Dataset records
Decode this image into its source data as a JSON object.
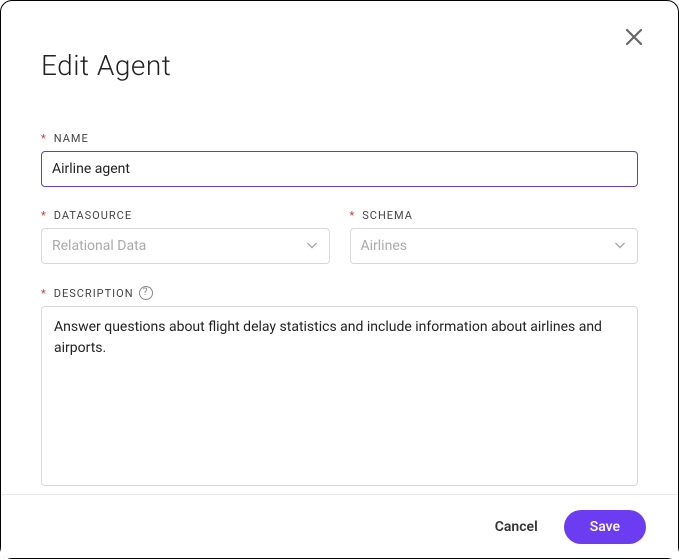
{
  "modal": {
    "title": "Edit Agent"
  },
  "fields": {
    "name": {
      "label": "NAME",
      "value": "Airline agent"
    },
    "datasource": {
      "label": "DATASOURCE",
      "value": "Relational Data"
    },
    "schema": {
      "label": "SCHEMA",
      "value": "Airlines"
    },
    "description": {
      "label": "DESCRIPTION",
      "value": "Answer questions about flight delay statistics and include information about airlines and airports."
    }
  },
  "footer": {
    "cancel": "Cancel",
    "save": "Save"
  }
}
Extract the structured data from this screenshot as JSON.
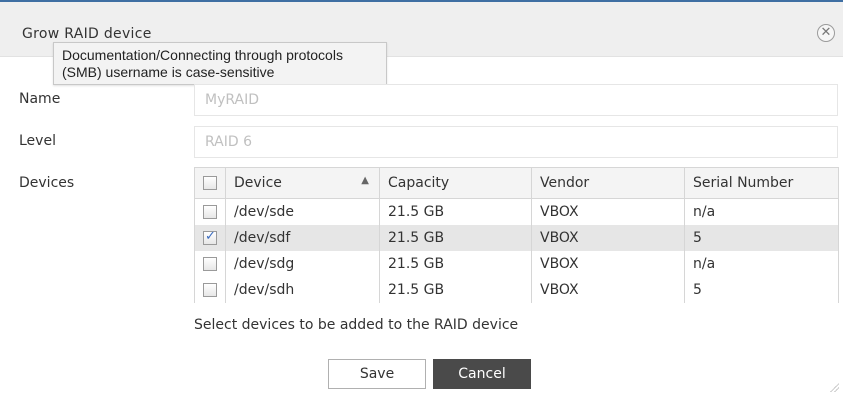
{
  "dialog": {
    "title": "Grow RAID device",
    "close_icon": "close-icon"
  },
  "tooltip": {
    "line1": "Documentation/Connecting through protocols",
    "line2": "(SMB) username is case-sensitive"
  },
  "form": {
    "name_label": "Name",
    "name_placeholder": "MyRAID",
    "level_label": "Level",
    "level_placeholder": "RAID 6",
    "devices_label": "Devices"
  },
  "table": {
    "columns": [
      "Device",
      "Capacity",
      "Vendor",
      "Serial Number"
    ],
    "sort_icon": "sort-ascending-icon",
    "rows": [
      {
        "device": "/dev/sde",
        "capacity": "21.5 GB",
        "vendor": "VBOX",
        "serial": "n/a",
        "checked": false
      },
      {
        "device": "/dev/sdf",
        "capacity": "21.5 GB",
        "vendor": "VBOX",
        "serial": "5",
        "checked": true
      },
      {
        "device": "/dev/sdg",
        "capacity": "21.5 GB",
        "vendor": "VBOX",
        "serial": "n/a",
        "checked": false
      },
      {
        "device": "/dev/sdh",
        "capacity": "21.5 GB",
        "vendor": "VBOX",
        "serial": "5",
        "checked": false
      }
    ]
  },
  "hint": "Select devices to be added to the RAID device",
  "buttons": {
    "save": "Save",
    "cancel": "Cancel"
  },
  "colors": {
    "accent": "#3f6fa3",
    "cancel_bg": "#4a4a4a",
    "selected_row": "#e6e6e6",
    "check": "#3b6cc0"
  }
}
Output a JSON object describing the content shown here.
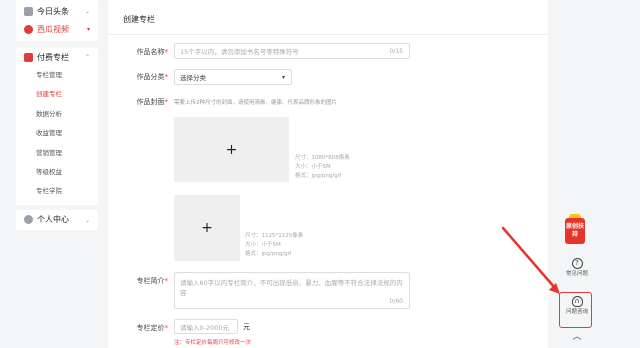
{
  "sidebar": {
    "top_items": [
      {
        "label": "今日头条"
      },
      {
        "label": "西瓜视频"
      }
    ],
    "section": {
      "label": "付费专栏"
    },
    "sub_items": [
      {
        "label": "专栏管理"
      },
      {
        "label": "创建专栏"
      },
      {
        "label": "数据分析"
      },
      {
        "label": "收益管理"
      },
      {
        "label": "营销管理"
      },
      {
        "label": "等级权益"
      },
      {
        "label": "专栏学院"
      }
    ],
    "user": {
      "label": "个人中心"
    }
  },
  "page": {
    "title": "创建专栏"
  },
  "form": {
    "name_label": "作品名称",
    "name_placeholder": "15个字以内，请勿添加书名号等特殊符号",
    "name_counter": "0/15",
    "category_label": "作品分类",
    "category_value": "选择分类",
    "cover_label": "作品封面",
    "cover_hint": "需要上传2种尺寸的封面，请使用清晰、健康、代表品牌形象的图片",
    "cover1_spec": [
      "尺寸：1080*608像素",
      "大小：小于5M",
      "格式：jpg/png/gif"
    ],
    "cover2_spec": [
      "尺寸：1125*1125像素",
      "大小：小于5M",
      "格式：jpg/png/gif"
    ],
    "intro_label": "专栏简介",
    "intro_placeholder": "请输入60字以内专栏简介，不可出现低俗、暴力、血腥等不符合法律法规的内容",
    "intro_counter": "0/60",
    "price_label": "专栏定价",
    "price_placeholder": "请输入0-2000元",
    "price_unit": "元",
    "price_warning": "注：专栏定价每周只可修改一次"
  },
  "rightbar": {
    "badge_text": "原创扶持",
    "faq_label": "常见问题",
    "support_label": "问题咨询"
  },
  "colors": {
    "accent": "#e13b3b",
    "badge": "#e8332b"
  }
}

SHORT TASK: Transcribe all of the entries word for word, but skip any pictures they contain.

TASK RESPONSE:
Decode this image into its source data as a JSON object.
{
  "modal": {
    "title": "Edit Agent"
  },
  "fields": {
    "name": {
      "label": "NAME",
      "value": "Airline agent"
    },
    "datasource": {
      "label": "DATASOURCE",
      "value": "Relational Data"
    },
    "schema": {
      "label": "SCHEMA",
      "value": "Airlines"
    },
    "description": {
      "label": "DESCRIPTION",
      "value": "Answer questions about flight delay statistics and include information about airlines and airports."
    }
  },
  "footer": {
    "cancel": "Cancel",
    "save": "Save"
  }
}
Extract the structured data from this screenshot as JSON.
{
  "dialog": {
    "title": "Grow RAID device",
    "close_icon": "close-icon"
  },
  "tooltip": {
    "line1": "Documentation/Connecting through protocols",
    "line2": "(SMB) username is case-sensitive"
  },
  "form": {
    "name_label": "Name",
    "name_placeholder": "MyRAID",
    "level_label": "Level",
    "level_placeholder": "RAID 6",
    "devices_label": "Devices"
  },
  "table": {
    "columns": [
      "Device",
      "Capacity",
      "Vendor",
      "Serial Number"
    ],
    "sort_icon": "sort-ascending-icon",
    "rows": [
      {
        "device": "/dev/sde",
        "capacity": "21.5 GB",
        "vendor": "VBOX",
        "serial": "n/a",
        "checked": false
      },
      {
        "device": "/dev/sdf",
        "capacity": "21.5 GB",
        "vendor": "VBOX",
        "serial": "5",
        "checked": true
      },
      {
        "device": "/dev/sdg",
        "capacity": "21.5 GB",
        "vendor": "VBOX",
        "serial": "n/a",
        "checked": false
      },
      {
        "device": "/dev/sdh",
        "capacity": "21.5 GB",
        "vendor": "VBOX",
        "serial": "5",
        "checked": false
      }
    ]
  },
  "hint": "Select devices to be added to the RAID device",
  "buttons": {
    "save": "Save",
    "cancel": "Cancel"
  },
  "colors": {
    "accent": "#3f6fa3",
    "cancel_bg": "#4a4a4a",
    "selected_row": "#e6e6e6",
    "check": "#3b6cc0"
  }
}
Output a JSON object describing the content shown here.
{
  "sidebar": {
    "top_items": [
      {
        "label": "今日头条"
      },
      {
        "label": "西瓜视频"
      }
    ],
    "section": {
      "label": "付费专栏"
    },
    "sub_items": [
      {
        "label": "专栏管理"
      },
      {
        "label": "创建专栏"
      },
      {
        "label": "数据分析"
      },
      {
        "label": "收益管理"
      },
      {
        "label": "营销管理"
      },
      {
        "label": "等级权益"
      },
      {
        "label": "专栏学院"
      }
    ],
    "user": {
      "label": "个人中心"
    }
  },
  "page": {
    "title": "创建专栏"
  },
  "form": {
    "name_label": "作品名称",
    "name_placeholder": "15个字以内，请勿添加书名号等特殊符号",
    "name_counter": "0/15",
    "category_label": "作品分类",
    "category_value": "选择分类",
    "cover_label": "作品封面",
    "cover_hint": "需要上传2种尺寸的封面，请使用清晰、健康、代表品牌形象的图片",
    "cover1_spec": [
      "尺寸：1080*608像素",
      "大小：小于5M",
      "格式：jpg/png/gif"
    ],
    "cover2_spec": [
      "尺寸：1125*1125像素",
      "大小：小于5M",
      "格式：jpg/png/gif"
    ],
    "intro_label": "专栏简介",
    "intro_placeholder": "请输入60字以内专栏简介，不可出现低俗、暴力、血腥等不符合法律法规的内容",
    "intro_counter": "0/60",
    "price_label": "专栏定价",
    "price_placeholder": "请输入0-2000元",
    "price_unit": "元",
    "price_warning": "注：专栏定价每周只可修改一次"
  },
  "rightbar": {
    "badge_text": "原创扶持",
    "faq_label": "常见问题",
    "support_label": "问题咨询"
  },
  "colors": {
    "accent": "#e13b3b",
    "badge": "#e8332b"
  }
}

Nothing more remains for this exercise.